┌─ TASK DATA

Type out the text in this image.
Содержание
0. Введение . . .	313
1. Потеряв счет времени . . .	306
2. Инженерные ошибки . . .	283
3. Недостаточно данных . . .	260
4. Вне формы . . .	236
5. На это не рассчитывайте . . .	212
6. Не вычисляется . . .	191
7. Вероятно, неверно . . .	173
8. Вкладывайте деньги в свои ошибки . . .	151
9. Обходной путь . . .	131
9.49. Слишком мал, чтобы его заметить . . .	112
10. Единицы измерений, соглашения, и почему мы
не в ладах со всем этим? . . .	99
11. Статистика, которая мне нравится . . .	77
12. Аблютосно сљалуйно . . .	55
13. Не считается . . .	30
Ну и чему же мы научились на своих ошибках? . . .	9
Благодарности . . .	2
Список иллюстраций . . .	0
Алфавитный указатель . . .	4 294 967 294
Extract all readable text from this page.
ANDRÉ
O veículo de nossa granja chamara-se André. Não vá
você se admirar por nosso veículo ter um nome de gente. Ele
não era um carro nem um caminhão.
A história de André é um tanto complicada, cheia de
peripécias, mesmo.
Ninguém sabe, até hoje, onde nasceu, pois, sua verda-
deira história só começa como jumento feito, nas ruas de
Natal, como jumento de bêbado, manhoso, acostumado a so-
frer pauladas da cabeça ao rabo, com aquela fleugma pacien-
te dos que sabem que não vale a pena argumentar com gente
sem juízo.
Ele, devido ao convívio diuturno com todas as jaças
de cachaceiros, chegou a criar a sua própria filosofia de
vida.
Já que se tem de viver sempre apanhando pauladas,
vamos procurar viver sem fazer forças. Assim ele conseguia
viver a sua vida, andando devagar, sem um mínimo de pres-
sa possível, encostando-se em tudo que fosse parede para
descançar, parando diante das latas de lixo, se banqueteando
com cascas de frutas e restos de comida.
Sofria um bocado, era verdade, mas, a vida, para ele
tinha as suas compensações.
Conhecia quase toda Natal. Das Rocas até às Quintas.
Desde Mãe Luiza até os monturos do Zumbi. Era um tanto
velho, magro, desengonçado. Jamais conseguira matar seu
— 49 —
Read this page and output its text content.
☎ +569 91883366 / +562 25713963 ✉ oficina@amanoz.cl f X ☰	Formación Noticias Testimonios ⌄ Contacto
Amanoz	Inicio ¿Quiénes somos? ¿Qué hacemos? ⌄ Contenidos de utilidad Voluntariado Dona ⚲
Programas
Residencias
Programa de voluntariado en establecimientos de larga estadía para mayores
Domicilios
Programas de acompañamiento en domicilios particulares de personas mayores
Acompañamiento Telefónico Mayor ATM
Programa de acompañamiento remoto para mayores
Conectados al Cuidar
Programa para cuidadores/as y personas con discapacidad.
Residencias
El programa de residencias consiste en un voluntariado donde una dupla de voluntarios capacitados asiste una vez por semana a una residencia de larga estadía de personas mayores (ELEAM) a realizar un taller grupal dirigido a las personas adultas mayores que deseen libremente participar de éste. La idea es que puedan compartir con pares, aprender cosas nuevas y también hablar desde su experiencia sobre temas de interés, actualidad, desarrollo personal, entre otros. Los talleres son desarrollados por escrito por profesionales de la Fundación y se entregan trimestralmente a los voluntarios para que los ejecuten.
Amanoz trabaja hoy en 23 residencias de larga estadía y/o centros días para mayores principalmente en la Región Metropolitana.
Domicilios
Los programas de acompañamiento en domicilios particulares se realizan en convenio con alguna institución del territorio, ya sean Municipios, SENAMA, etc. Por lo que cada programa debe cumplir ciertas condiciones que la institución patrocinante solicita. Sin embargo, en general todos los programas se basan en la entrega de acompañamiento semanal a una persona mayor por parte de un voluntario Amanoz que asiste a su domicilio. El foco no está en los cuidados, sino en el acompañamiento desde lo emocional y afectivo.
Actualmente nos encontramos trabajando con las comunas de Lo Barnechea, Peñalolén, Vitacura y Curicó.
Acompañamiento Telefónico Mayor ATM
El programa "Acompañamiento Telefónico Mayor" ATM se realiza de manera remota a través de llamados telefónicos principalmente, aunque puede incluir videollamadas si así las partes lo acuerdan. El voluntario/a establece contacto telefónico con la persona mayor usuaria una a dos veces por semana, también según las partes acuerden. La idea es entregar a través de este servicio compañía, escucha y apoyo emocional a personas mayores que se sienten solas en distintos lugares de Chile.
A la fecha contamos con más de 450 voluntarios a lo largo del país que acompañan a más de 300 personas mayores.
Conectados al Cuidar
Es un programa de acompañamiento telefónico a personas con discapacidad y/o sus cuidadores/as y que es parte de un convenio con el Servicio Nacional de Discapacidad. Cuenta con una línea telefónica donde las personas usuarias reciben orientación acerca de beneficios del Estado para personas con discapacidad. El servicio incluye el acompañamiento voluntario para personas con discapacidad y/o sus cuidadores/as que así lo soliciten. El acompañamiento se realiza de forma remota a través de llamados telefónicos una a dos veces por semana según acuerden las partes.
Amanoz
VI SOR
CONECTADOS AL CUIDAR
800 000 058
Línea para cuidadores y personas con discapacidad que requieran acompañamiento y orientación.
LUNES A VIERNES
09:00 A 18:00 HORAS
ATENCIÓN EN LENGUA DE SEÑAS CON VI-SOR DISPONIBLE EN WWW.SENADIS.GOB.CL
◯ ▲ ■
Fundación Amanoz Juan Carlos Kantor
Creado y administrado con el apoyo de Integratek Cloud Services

└─

TASK PROMPT » Nothing should be left out: repeat all of the data exactly.

ANSWER TO THE TASK »
Type out the text in this image.
Содержание
0. Введение . . .	313
1. Потеряв счет времени . . .	306
2. Инженерные ошибки . . .	283
3. Недостаточно данных . . .	260
4. Вне формы . . .	236
5. На это не рассчитывайте . . .	212
6. Не вычисляется . . .	191
7. Вероятно, неверно . . .	173
8. Вкладывайте деньги в свои ошибки . . .	151
9. Обходной путь . . .	131
9.49. Слишком мал, чтобы его заметить . . .	112
10. Единицы измерений, соглашения, и почему мы
не в ладах со всем этим? . . .	99
11. Статистика, которая мне нравится . . .	77
12. Аблютосно сљалуйно . . .	55
13. Не считается . . .	30
Ну и чему же мы научились на своих ошибках? . . .	9
Благодарности . . .	2
Список иллюстраций . . .	0
Алфавитный указатель . . .	4 294 967 294
Extract all readable text from this page.
ANDRÉ
O veículo de nossa granja chamara-se André. Não vá
você se admirar por nosso veículo ter um nome de gente. Ele
não era um carro nem um caminhão.
A história de André é um tanto complicada, cheia de
peripécias, mesmo.
Ninguém sabe, até hoje, onde nasceu, pois, sua verda-
deira história só começa como jumento feito, nas ruas de
Natal, como jumento de bêbado, manhoso, acostumado a so-
frer pauladas da cabeça ao rabo, com aquela fleugma pacien-
te dos que sabem que não vale a pena argumentar com gente
sem juízo.
Ele, devido ao convívio diuturno com todas as jaças
de cachaceiros, chegou a criar a sua própria filosofia de
vida.
Já que se tem de viver sempre apanhando pauladas,
vamos procurar viver sem fazer forças. Assim ele conseguia
viver a sua vida, andando devagar, sem um mínimo de pres-
sa possível, encostando-se em tudo que fosse parede para
descançar, parando diante das latas de lixo, se banqueteando
com cascas de frutas e restos de comida.
Sofria um bocado, era verdade, mas, a vida, para ele
tinha as suas compensações.
Conhecia quase toda Natal. Das Rocas até às Quintas.
Desde Mãe Luiza até os monturos do Zumbi. Era um tanto
velho, magro, desengonçado. Jamais conseguira matar seu
— 49 —
Read this page and output its text content.
☎ +569 91883366 / +562 25713963 ✉ oficina@amanoz.cl f X ☰	Formación Noticias Testimonios ⌄ Contacto
Amanoz	Inicio ¿Quiénes somos? ¿Qué hacemos? ⌄ Contenidos de utilidad Voluntariado Dona ⚲
Programas
Residencias
Programa de voluntariado en establecimientos de larga estadía para mayores
Domicilios
Programas de acompañamiento en domicilios particulares de personas mayores
Acompañamiento Telefónico Mayor ATM
Programa de acompañamiento remoto para mayores
Conectados al Cuidar
Programa para cuidadores/as y personas con discapacidad.
Residencias
El programa de residencias consiste en un voluntariado donde una dupla de voluntarios capacitados asiste una vez por semana a una residencia de larga estadía de personas mayores (ELEAM) a realizar un taller grupal dirigido a las personas adultas mayores que deseen libremente participar de éste. La idea es que puedan compartir con pares, aprender cosas nuevas y también hablar desde su experiencia sobre temas de interés, actualidad, desarrollo personal, entre otros. Los talleres son desarrollados por escrito por profesionales de la Fundación y se entregan trimestralmente a los voluntarios para que los ejecuten.
Amanoz trabaja hoy en 23 residencias de larga estadía y/o centros días para mayores principalmente en la Región Metropolitana.
Domicilios
Los programas de acompañamiento en domicilios particulares se realizan en convenio con alguna institución del territorio, ya sean Municipios, SENAMA, etc. Por lo que cada programa debe cumplir ciertas condiciones que la institución patrocinante solicita. Sin embargo, en general todos los programas se basan en la entrega de acompañamiento semanal a una persona mayor por parte de un voluntario Amanoz que asiste a su domicilio. El foco no está en los cuidados, sino en el acompañamiento desde lo emocional y afectivo.
Actualmente nos encontramos trabajando con las comunas de Lo Barnechea, Peñalolén, Vitacura y Curicó.
Acompañamiento Telefónico Mayor ATM
El programa "Acompañamiento Telefónico Mayor" ATM se realiza de manera remota a través de llamados telefónicos principalmente, aunque puede incluir videollamadas si así las partes lo acuerdan. El voluntario/a establece contacto telefónico con la persona mayor usuaria una a dos veces por semana, también según las partes acuerden. La idea es entregar a través de este servicio compañía, escucha y apoyo emocional a personas mayores que se sienten solas en distintos lugares de Chile.
A la fecha contamos con más de 450 voluntarios a lo largo del país que acompañan a más de 300 personas mayores.
Conectados al Cuidar
Es un programa de acompañamiento telefónico a personas con discapacidad y/o sus cuidadores/as y que es parte de un convenio con el Servicio Nacional de Discapacidad. Cuenta con una línea telefónica donde las personas usuarias reciben orientación acerca de beneficios del Estado para personas con discapacidad. El servicio incluye el acompañamiento voluntario para personas con discapacidad y/o sus cuidadores/as que así lo soliciten. El acompañamiento se realiza de forma remota a través de llamados telefónicos una a dos veces por semana según acuerden las partes.
Amanoz
VI SOR
CONECTADOS AL CUIDAR
800 000 058
Línea para cuidadores y personas con discapacidad que requieran acompañamiento y orientación.
LUNES A VIERNES
09:00 A 18:00 HORAS
ATENCIÓN EN LENGUA DE SEÑAS CON VI-SOR DISPONIBLE EN WWW.SENADIS.GOB.CL
◯ ▲ ■
Fundación Amanoz Juan Carlos Kantor
Creado y administrado con el apoyo de Integratek Cloud Services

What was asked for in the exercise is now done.